# EXERCISE:
Output all of the records exactly as written.

# SUPPLIED MATERIAL:
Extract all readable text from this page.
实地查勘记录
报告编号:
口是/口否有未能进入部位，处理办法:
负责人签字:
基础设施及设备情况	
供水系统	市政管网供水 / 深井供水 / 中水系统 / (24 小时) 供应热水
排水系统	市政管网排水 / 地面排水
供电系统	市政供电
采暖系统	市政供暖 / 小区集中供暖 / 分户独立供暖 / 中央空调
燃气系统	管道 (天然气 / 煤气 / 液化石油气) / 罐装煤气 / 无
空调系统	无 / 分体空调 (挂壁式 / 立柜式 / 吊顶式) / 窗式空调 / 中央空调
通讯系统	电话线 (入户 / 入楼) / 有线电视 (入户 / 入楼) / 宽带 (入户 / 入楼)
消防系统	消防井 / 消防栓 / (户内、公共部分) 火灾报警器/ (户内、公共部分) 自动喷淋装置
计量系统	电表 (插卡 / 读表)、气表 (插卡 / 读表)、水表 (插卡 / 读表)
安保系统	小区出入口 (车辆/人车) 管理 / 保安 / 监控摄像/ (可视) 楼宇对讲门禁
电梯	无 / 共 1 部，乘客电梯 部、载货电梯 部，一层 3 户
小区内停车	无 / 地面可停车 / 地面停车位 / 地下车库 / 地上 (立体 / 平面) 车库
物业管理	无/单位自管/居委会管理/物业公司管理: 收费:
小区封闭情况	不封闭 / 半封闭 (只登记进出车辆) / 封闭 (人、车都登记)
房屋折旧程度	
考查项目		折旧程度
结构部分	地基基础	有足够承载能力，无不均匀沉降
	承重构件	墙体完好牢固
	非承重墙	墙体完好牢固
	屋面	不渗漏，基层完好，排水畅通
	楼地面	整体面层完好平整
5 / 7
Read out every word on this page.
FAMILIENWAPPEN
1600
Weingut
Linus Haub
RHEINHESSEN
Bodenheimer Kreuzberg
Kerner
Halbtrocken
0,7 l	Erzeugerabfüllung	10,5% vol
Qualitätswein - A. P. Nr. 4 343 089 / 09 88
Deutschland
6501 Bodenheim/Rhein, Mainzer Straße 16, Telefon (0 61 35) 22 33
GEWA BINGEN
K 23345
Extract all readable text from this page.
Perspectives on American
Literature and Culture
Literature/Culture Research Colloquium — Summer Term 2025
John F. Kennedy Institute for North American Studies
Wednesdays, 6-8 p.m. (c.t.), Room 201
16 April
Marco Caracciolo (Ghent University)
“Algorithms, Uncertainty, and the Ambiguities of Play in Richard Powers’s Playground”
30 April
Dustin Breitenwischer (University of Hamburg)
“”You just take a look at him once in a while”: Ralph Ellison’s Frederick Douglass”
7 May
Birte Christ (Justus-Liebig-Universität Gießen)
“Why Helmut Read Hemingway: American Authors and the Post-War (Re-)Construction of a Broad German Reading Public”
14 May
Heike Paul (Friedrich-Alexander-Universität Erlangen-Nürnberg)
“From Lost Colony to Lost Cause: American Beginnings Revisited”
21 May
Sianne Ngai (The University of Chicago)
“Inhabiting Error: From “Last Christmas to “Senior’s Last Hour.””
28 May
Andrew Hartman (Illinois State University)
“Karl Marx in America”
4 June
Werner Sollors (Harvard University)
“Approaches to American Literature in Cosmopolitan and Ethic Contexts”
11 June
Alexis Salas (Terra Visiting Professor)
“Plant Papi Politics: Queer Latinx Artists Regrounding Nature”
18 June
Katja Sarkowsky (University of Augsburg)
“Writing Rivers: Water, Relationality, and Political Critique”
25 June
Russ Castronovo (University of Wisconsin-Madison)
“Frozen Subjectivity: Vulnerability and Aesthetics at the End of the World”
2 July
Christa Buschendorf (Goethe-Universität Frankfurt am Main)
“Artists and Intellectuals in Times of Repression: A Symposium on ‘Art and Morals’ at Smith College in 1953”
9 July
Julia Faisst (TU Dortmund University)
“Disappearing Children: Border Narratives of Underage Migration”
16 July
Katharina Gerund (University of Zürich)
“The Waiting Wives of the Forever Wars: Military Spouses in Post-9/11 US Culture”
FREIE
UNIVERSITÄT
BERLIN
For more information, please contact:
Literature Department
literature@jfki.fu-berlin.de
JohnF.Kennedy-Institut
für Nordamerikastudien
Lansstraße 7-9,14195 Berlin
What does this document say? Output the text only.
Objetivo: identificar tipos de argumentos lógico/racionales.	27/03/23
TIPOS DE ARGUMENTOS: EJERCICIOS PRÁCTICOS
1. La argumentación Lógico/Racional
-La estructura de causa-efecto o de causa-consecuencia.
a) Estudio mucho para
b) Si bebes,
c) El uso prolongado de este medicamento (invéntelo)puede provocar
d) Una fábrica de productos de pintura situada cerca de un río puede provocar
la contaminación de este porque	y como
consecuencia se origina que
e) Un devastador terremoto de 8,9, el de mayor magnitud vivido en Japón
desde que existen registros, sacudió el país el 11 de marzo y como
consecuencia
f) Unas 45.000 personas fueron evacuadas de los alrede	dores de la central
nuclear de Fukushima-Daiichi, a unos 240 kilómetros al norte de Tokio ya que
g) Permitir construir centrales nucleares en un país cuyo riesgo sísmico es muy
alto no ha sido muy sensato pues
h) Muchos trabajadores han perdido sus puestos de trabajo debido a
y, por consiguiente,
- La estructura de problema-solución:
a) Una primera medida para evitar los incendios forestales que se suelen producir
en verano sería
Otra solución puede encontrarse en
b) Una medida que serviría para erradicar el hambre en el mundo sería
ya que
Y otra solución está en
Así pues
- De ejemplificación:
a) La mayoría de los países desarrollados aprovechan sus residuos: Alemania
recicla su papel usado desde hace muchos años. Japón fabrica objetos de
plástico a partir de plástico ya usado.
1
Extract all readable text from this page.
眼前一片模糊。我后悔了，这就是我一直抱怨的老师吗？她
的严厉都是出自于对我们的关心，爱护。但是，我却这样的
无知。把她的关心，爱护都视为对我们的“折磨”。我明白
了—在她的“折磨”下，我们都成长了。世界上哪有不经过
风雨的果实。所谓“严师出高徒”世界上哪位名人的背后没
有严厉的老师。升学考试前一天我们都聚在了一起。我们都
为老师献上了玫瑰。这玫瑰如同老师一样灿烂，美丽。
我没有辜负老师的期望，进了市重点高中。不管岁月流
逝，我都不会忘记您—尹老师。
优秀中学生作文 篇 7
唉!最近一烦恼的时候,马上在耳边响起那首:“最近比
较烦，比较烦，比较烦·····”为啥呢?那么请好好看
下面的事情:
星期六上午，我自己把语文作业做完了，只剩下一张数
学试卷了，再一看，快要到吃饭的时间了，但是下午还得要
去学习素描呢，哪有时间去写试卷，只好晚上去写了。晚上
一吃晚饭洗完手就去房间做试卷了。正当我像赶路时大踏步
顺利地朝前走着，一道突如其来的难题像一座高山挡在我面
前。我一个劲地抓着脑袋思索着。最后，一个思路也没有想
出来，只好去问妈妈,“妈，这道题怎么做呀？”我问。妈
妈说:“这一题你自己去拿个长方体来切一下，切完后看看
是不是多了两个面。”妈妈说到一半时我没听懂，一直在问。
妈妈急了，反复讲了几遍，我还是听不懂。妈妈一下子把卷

# ANSWER TO THIS TASK:
Extract all readable text from this page.
实地查勘记录
报告编号:
口是/口否有未能进入部位，处理办法:
负责人签字:
基础设施及设备情况	
供水系统	市政管网供水 / 深井供水 / 中水系统 / (24 小时) 供应热水
排水系统	市政管网排水 / 地面排水
供电系统	市政供电
采暖系统	市政供暖 / 小区集中供暖 / 分户独立供暖 / 中央空调
燃气系统	管道 (天然气 / 煤气 / 液化石油气) / 罐装煤气 / 无
空调系统	无 / 分体空调 (挂壁式 / 立柜式 / 吊顶式) / 窗式空调 / 中央空调
通讯系统	电话线 (入户 / 入楼) / 有线电视 (入户 / 入楼) / 宽带 (入户 / 入楼)
消防系统	消防井 / 消防栓 / (户内、公共部分) 火灾报警器/ (户内、公共部分) 自动喷淋装置
计量系统	电表 (插卡 / 读表)、气表 (插卡 / 读表)、水表 (插卡 / 读表)
安保系统	小区出入口 (车辆/人车) 管理 / 保安 / 监控摄像/ (可视) 楼宇对讲门禁
电梯	无 / 共 1 部，乘客电梯 部、载货电梯 部，一层 3 户
小区内停车	无 / 地面可停车 / 地面停车位 / 地下车库 / 地上 (立体 / 平面) 车库
物业管理	无/单位自管/居委会管理/物业公司管理: 收费:
小区封闭情况	不封闭 / 半封闭 (只登记进出车辆) / 封闭 (人、车都登记)
房屋折旧程度	
考查项目		折旧程度
结构部分	地基基础	有足够承载能力，无不均匀沉降
	承重构件	墙体完好牢固
	非承重墙	墙体完好牢固
	屋面	不渗漏，基层完好，排水畅通
	楼地面	整体面层完好平整
5 / 7
Read out every word on this page.
FAMILIENWAPPEN
1600
Weingut
Linus Haub
RHEINHESSEN
Bodenheimer Kreuzberg
Kerner
Halbtrocken
0,7 l	Erzeugerabfüllung	10,5% vol
Qualitätswein - A. P. Nr. 4 343 089 / 09 88
Deutschland
6501 Bodenheim/Rhein, Mainzer Straße 16, Telefon (0 61 35) 22 33
GEWA BINGEN
K 23345
Extract all readable text from this page.
Perspectives on American
Literature and Culture
Literature/Culture Research Colloquium — Summer Term 2025
John F. Kennedy Institute for North American Studies
Wednesdays, 6-8 p.m. (c.t.), Room 201
16 April
Marco Caracciolo (Ghent University)
“Algorithms, Uncertainty, and the Ambiguities of Play in Richard Powers’s Playground”
30 April
Dustin Breitenwischer (University of Hamburg)
“”You just take a look at him once in a while”: Ralph Ellison’s Frederick Douglass”
7 May
Birte Christ (Justus-Liebig-Universität Gießen)
“Why Helmut Read Hemingway: American Authors and the Post-War (Re-)Construction of a Broad German Reading Public”
14 May
Heike Paul (Friedrich-Alexander-Universität Erlangen-Nürnberg)
“From Lost Colony to Lost Cause: American Beginnings Revisited”
21 May
Sianne Ngai (The University of Chicago)
“Inhabiting Error: From “Last Christmas to “Senior’s Last Hour.””
28 May
Andrew Hartman (Illinois State University)
“Karl Marx in America”
4 June
Werner Sollors (Harvard University)
“Approaches to American Literature in Cosmopolitan and Ethic Contexts”
11 June
Alexis Salas (Terra Visiting Professor)
“Plant Papi Politics: Queer Latinx Artists Regrounding Nature”
18 June
Katja Sarkowsky (University of Augsburg)
“Writing Rivers: Water, Relationality, and Political Critique”
25 June
Russ Castronovo (University of Wisconsin-Madison)
“Frozen Subjectivity: Vulnerability and Aesthetics at the End of the World”
2 July
Christa Buschendorf (Goethe-Universität Frankfurt am Main)
“Artists and Intellectuals in Times of Repression: A Symposium on ‘Art and Morals’ at Smith College in 1953”
9 July
Julia Faisst (TU Dortmund University)
“Disappearing Children: Border Narratives of Underage Migration”
16 July
Katharina Gerund (University of Zürich)
“The Waiting Wives of the Forever Wars: Military Spouses in Post-9/11 US Culture”
FREIE
UNIVERSITÄT
BERLIN
For more information, please contact:
Literature Department
literature@jfki.fu-berlin.de
JohnF.Kennedy-Institut
für Nordamerikastudien
Lansstraße 7-9,14195 Berlin
What does this document say? Output the text only.
Objetivo: identificar tipos de argumentos lógico/racionales.	27/03/23
TIPOS DE ARGUMENTOS: EJERCICIOS PRÁCTICOS
1. La argumentación Lógico/Racional
-La estructura de causa-efecto o de causa-consecuencia.
a) Estudio mucho para
b) Si bebes,
c) El uso prolongado de este medicamento (invéntelo)puede provocar
d) Una fábrica de productos de pintura situada cerca de un río puede provocar
la contaminación de este porque	y como
consecuencia se origina que
e) Un devastador terremoto de 8,9, el de mayor magnitud vivido en Japón
desde que existen registros, sacudió el país el 11 de marzo y como
consecuencia
f) Unas 45.000 personas fueron evacuadas de los alrede	dores de la central
nuclear de Fukushima-Daiichi, a unos 240 kilómetros al norte de Tokio ya que
g) Permitir construir centrales nucleares en un país cuyo riesgo sísmico es muy
alto no ha sido muy sensato pues
h) Muchos trabajadores han perdido sus puestos de trabajo debido a
y, por consiguiente,
- La estructura de problema-solución:
a) Una primera medida para evitar los incendios forestales que se suelen producir
en verano sería
Otra solución puede encontrarse en
b) Una medida que serviría para erradicar el hambre en el mundo sería
ya que
Y otra solución está en
Así pues
- De ejemplificación:
a) La mayoría de los países desarrollados aprovechan sus residuos: Alemania
recicla su papel usado desde hace muchos años. Japón fabrica objetos de
plástico a partir de plástico ya usado.
1
Extract all readable text from this page.
眼前一片模糊。我后悔了，这就是我一直抱怨的老师吗？她
的严厉都是出自于对我们的关心，爱护。但是，我却这样的
无知。把她的关心，爱护都视为对我们的“折磨”。我明白
了—在她的“折磨”下，我们都成长了。世界上哪有不经过
风雨的果实。所谓“严师出高徒”世界上哪位名人的背后没
有严厉的老师。升学考试前一天我们都聚在了一起。我们都
为老师献上了玫瑰。这玫瑰如同老师一样灿烂，美丽。
我没有辜负老师的期望，进了市重点高中。不管岁月流
逝，我都不会忘记您—尹老师。
优秀中学生作文 篇 7
唉!最近一烦恼的时候,马上在耳边响起那首:“最近比
较烦，比较烦，比较烦·····”为啥呢?那么请好好看
下面的事情:
星期六上午，我自己把语文作业做完了，只剩下一张数
学试卷了，再一看，快要到吃饭的时间了，但是下午还得要
去学习素描呢，哪有时间去写试卷，只好晚上去写了。晚上
一吃晚饭洗完手就去房间做试卷了。正当我像赶路时大踏步
顺利地朝前走着，一道突如其来的难题像一座高山挡在我面
前。我一个劲地抓着脑袋思索着。最后，一个思路也没有想
出来，只好去问妈妈,“妈，这道题怎么做呀？”我问。妈
妈说:“这一题你自己去拿个长方体来切一下，切完后看看
是不是多了两个面。”妈妈说到一半时我没听懂，一直在问。
妈妈急了，反复讲了几遍，我还是听不懂。妈妈一下子把卷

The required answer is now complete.